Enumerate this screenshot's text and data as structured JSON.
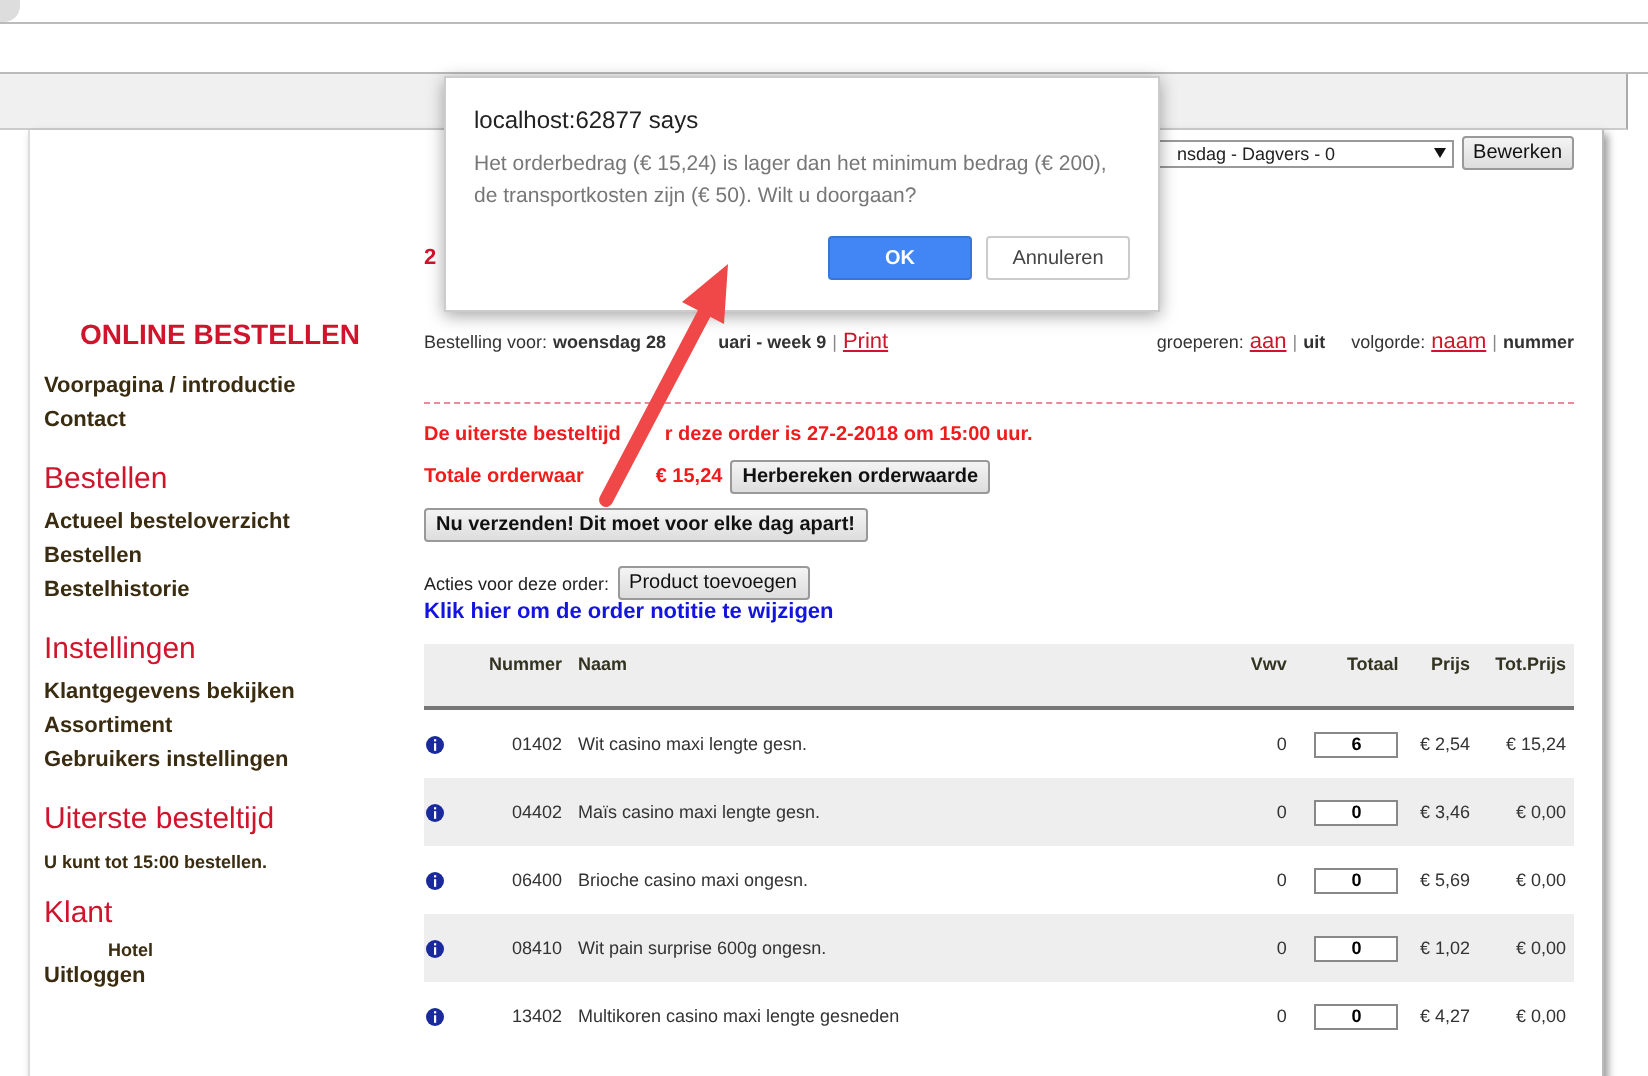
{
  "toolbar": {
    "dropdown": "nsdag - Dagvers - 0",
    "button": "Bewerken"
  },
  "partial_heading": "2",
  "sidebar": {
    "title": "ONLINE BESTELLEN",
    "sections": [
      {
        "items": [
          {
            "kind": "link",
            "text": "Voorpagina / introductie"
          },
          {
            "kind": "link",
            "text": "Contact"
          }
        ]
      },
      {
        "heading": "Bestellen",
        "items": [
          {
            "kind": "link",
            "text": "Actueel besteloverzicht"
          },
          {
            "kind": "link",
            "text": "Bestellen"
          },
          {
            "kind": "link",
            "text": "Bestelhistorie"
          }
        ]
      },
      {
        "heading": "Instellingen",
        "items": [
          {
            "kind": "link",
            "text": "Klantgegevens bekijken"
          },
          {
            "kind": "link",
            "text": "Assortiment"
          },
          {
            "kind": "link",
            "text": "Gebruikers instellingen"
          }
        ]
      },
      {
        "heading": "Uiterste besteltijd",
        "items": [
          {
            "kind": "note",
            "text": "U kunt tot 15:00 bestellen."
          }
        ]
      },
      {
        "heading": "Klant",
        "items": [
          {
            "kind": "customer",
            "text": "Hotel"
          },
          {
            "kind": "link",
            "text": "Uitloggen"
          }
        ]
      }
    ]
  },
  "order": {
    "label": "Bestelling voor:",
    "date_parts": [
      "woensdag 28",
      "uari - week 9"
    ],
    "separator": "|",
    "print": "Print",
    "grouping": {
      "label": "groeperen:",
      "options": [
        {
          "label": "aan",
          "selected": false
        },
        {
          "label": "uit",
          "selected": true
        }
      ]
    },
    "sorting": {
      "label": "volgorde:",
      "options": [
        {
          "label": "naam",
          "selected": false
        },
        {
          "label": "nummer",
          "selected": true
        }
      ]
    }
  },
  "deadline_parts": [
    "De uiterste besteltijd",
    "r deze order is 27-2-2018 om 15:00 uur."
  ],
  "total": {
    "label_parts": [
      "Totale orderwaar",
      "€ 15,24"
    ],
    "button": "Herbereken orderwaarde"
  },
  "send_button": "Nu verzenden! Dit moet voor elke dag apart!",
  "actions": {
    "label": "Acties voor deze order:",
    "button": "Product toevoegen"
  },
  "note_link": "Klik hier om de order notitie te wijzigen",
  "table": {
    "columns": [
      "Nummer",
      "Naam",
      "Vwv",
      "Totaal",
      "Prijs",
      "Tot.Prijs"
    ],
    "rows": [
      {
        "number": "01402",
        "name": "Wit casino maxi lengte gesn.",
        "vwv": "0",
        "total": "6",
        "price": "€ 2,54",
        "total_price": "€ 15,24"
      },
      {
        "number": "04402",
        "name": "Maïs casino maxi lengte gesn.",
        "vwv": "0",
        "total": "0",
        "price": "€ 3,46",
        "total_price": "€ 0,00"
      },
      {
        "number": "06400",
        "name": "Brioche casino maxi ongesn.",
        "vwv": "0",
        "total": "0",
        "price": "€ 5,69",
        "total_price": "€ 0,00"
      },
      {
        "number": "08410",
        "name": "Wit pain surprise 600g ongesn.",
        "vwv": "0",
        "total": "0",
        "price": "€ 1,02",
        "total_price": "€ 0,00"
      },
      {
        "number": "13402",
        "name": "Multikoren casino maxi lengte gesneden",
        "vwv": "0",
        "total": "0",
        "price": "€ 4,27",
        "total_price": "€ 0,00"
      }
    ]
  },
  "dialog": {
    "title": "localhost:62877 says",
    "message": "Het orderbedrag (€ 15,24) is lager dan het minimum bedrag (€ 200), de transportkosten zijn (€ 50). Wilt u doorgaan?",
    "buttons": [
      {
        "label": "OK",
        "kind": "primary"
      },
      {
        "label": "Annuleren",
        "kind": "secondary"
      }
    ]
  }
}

▸ **TASK TO CARRY OUT**: Write every entry out again exactly, dropping the pictures.

▸ **THE RESULT**:
Enumerate this screenshot's text and data as structured JSON.
{
  "toolbar": {
    "dropdown": "nsdag - Dagvers - 0",
    "button": "Bewerken"
  },
  "partial_heading": "2",
  "sidebar": {
    "title": "ONLINE BESTELLEN",
    "sections": [
      {
        "items": [
          {
            "kind": "link",
            "text": "Voorpagina / introductie"
          },
          {
            "kind": "link",
            "text": "Contact"
          }
        ]
      },
      {
        "heading": "Bestellen",
        "items": [
          {
            "kind": "link",
            "text": "Actueel besteloverzicht"
          },
          {
            "kind": "link",
            "text": "Bestellen"
          },
          {
            "kind": "link",
            "text": "Bestelhistorie"
          }
        ]
      },
      {
        "heading": "Instellingen",
        "items": [
          {
            "kind": "link",
            "text": "Klantgegevens bekijken"
          },
          {
            "kind": "link",
            "text": "Assortiment"
          },
          {
            "kind": "link",
            "text": "Gebruikers instellingen"
          }
        ]
      },
      {
        "heading": "Uiterste besteltijd",
        "items": [
          {
            "kind": "note",
            "text": "U kunt tot 15:00 bestellen."
          }
        ]
      },
      {
        "heading": "Klant",
        "items": [
          {
            "kind": "customer",
            "text": "Hotel"
          },
          {
            "kind": "link",
            "text": "Uitloggen"
          }
        ]
      }
    ]
  },
  "order": {
    "label": "Bestelling voor:",
    "date_parts": [
      "woensdag 28",
      "uari - week 9"
    ],
    "separator": "|",
    "print": "Print",
    "grouping": {
      "label": "groeperen:",
      "options": [
        {
          "label": "aan",
          "selected": false
        },
        {
          "label": "uit",
          "selected": true
        }
      ]
    },
    "sorting": {
      "label": "volgorde:",
      "options": [
        {
          "label": "naam",
          "selected": false
        },
        {
          "label": "nummer",
          "selected": true
        }
      ]
    }
  },
  "deadline_parts": [
    "De uiterste besteltijd",
    "r deze order is 27-2-2018 om 15:00 uur."
  ],
  "total": {
    "label_parts": [
      "Totale orderwaar",
      "€ 15,24"
    ],
    "button": "Herbereken orderwaarde"
  },
  "send_button": "Nu verzenden! Dit moet voor elke dag apart!",
  "actions": {
    "label": "Acties voor deze order:",
    "button": "Product toevoegen"
  },
  "note_link": "Klik hier om de order notitie te wijzigen",
  "table": {
    "columns": [
      "Nummer",
      "Naam",
      "Vwv",
      "Totaal",
      "Prijs",
      "Tot.Prijs"
    ],
    "rows": [
      {
        "number": "01402",
        "name": "Wit casino maxi lengte gesn.",
        "vwv": "0",
        "total": "6",
        "price": "€ 2,54",
        "total_price": "€ 15,24"
      },
      {
        "number": "04402",
        "name": "Maïs casino maxi lengte gesn.",
        "vwv": "0",
        "total": "0",
        "price": "€ 3,46",
        "total_price": "€ 0,00"
      },
      {
        "number": "06400",
        "name": "Brioche casino maxi ongesn.",
        "vwv": "0",
        "total": "0",
        "price": "€ 5,69",
        "total_price": "€ 0,00"
      },
      {
        "number": "08410",
        "name": "Wit pain surprise 600g ongesn.",
        "vwv": "0",
        "total": "0",
        "price": "€ 1,02",
        "total_price": "€ 0,00"
      },
      {
        "number": "13402",
        "name": "Multikoren casino maxi lengte gesneden",
        "vwv": "0",
        "total": "0",
        "price": "€ 4,27",
        "total_price": "€ 0,00"
      }
    ]
  },
  "dialog": {
    "title": "localhost:62877 says",
    "message": "Het orderbedrag (€ 15,24) is lager dan het minimum bedrag (€ 200), de transportkosten zijn (€ 50). Wilt u doorgaan?",
    "buttons": [
      {
        "label": "OK",
        "kind": "primary"
      },
      {
        "label": "Annuleren",
        "kind": "secondary"
      }
    ]
  }
}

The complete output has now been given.